[Supplied data start]

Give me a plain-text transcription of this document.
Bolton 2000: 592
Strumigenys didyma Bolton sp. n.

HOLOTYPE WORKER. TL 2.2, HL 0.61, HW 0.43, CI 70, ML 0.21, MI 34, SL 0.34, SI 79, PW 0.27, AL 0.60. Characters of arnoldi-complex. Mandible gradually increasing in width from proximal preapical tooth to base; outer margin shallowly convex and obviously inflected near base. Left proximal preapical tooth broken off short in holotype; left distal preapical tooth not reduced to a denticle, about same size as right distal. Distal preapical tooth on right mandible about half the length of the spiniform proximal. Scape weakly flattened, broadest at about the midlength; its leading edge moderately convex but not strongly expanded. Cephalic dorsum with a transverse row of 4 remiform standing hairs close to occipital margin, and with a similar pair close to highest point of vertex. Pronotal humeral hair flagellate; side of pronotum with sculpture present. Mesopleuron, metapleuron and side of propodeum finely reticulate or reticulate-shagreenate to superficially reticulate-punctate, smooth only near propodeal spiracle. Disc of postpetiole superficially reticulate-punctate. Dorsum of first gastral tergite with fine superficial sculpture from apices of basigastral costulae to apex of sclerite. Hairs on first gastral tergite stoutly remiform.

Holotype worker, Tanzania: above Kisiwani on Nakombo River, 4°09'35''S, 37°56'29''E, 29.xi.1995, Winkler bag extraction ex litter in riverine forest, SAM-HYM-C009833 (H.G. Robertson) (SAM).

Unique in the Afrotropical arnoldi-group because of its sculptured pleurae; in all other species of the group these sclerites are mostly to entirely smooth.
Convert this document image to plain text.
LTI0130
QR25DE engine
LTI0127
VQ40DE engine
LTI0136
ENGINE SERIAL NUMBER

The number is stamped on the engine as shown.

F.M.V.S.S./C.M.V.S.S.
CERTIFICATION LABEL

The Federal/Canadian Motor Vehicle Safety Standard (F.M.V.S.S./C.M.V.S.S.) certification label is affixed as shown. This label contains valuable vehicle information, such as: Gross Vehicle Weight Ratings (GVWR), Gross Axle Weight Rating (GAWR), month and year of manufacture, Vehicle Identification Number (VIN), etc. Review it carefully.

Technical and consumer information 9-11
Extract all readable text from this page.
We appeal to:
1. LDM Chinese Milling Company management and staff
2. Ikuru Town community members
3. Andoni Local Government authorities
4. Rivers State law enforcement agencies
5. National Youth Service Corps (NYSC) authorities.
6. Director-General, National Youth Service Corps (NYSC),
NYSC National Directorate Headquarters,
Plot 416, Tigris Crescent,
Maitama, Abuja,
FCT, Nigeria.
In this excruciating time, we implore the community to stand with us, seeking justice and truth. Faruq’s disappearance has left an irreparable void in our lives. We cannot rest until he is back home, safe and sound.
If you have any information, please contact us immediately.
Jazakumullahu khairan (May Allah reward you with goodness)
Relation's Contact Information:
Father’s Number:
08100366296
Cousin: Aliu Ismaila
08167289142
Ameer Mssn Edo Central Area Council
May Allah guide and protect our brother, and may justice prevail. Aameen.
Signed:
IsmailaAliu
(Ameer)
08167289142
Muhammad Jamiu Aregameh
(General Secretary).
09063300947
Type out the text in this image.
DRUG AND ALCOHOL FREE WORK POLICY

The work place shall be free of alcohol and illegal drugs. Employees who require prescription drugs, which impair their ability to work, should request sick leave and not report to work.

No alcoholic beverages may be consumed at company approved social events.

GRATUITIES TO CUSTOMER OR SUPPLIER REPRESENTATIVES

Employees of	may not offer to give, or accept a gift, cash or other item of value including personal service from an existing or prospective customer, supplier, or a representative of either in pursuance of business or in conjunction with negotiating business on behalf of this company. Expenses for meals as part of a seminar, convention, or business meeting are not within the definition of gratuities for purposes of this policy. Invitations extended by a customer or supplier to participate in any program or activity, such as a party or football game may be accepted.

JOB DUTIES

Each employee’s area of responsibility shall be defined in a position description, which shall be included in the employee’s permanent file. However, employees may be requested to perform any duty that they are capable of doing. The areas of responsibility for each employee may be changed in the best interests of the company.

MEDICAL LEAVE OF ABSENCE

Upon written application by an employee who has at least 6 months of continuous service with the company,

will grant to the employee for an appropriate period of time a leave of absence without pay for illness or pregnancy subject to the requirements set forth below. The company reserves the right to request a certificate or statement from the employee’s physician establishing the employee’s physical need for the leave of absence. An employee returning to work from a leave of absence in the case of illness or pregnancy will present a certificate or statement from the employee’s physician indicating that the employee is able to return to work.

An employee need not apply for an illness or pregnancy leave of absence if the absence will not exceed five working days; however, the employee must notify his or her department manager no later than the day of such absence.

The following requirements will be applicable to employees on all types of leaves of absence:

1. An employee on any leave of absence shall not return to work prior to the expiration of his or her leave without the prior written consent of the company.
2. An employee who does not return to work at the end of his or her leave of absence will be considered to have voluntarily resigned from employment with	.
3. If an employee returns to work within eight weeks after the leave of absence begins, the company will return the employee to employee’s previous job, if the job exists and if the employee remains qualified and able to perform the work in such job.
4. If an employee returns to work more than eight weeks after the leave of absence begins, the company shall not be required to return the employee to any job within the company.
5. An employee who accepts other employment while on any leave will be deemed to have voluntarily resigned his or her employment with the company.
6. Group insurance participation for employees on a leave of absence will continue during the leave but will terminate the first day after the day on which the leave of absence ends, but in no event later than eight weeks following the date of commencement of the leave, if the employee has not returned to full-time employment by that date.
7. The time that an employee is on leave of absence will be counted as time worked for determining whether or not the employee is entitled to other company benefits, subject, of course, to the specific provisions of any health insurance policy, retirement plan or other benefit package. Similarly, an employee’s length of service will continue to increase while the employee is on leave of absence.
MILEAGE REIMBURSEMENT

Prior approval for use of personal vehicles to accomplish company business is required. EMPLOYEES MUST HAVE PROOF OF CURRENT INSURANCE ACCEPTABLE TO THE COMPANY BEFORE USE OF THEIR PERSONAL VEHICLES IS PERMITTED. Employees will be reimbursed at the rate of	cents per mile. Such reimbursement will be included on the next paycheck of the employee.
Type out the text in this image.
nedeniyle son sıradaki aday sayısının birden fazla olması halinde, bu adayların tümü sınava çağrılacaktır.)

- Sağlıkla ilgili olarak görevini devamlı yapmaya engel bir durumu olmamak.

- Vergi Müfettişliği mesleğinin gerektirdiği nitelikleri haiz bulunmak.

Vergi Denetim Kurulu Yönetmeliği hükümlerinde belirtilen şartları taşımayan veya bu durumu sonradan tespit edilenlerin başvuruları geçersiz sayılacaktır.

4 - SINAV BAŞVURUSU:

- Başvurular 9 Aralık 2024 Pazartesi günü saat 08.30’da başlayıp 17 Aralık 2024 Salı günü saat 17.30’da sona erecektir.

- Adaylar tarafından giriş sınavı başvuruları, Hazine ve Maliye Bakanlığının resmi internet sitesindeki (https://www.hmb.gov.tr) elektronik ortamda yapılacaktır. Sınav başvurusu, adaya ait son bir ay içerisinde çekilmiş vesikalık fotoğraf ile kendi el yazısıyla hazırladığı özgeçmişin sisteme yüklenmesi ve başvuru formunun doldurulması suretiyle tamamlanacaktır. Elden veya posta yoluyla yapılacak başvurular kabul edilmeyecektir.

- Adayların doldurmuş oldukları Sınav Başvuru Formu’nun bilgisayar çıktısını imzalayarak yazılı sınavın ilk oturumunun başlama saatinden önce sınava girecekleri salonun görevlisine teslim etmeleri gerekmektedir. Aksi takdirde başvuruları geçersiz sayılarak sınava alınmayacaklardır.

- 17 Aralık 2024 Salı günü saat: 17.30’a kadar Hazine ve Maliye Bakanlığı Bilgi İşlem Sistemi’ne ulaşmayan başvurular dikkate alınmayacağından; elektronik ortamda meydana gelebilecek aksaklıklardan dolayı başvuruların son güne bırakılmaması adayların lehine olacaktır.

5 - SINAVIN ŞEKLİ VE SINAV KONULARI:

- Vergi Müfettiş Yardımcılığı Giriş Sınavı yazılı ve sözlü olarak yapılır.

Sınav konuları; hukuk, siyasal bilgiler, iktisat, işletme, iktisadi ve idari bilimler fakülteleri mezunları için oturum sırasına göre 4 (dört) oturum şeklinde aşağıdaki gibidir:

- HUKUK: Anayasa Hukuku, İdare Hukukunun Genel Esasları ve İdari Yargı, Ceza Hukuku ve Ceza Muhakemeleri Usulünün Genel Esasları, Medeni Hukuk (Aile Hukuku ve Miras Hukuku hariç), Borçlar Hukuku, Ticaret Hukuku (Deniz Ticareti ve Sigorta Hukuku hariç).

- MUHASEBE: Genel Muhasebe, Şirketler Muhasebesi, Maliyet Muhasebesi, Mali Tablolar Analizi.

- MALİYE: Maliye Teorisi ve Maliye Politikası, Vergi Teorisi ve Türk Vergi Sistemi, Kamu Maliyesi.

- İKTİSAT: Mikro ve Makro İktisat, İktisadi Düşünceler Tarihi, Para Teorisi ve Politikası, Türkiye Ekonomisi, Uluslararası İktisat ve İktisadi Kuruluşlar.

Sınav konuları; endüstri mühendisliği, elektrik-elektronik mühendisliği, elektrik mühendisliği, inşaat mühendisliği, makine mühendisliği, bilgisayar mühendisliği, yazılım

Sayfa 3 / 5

[Supplied data end]

*Written task*
Pick out all lines from the data above in which the word "ortamda" appears.

*Solution below*
- Adaylar tarafından giriş sınavı başvuruları, Hazine ve Maliye Bakanlığının resmi internet sitesindeki (https://www.hmb.gov.tr) elektronik ortamda yapılacaktır. Sınav başvurusu, adaya ait son bir ay içerisinde çekilmiş vesikalık fotoğraf ile kendi el yazısıyla hazırladığı özgeçmişin sisteme yüklenmesi ve başvuru formunun doldurulması suretiyle tamamlanacaktır. Elden veya posta yoluyla yapılacak başvurular kabul edilmeyecektir.
- 17 Aralık 2024 Salı günü saat: 17.30’a kadar Hazine ve Maliye Bakanlığı Bilgi İşlem Sistemi’ne ulaşmayan başvurular dikkate alınmayacağından; elektronik ortamda meydana gelebilecek aksaklıklardan dolayı başvuruların son güne bırakılmaması adayların lehine olacaktır.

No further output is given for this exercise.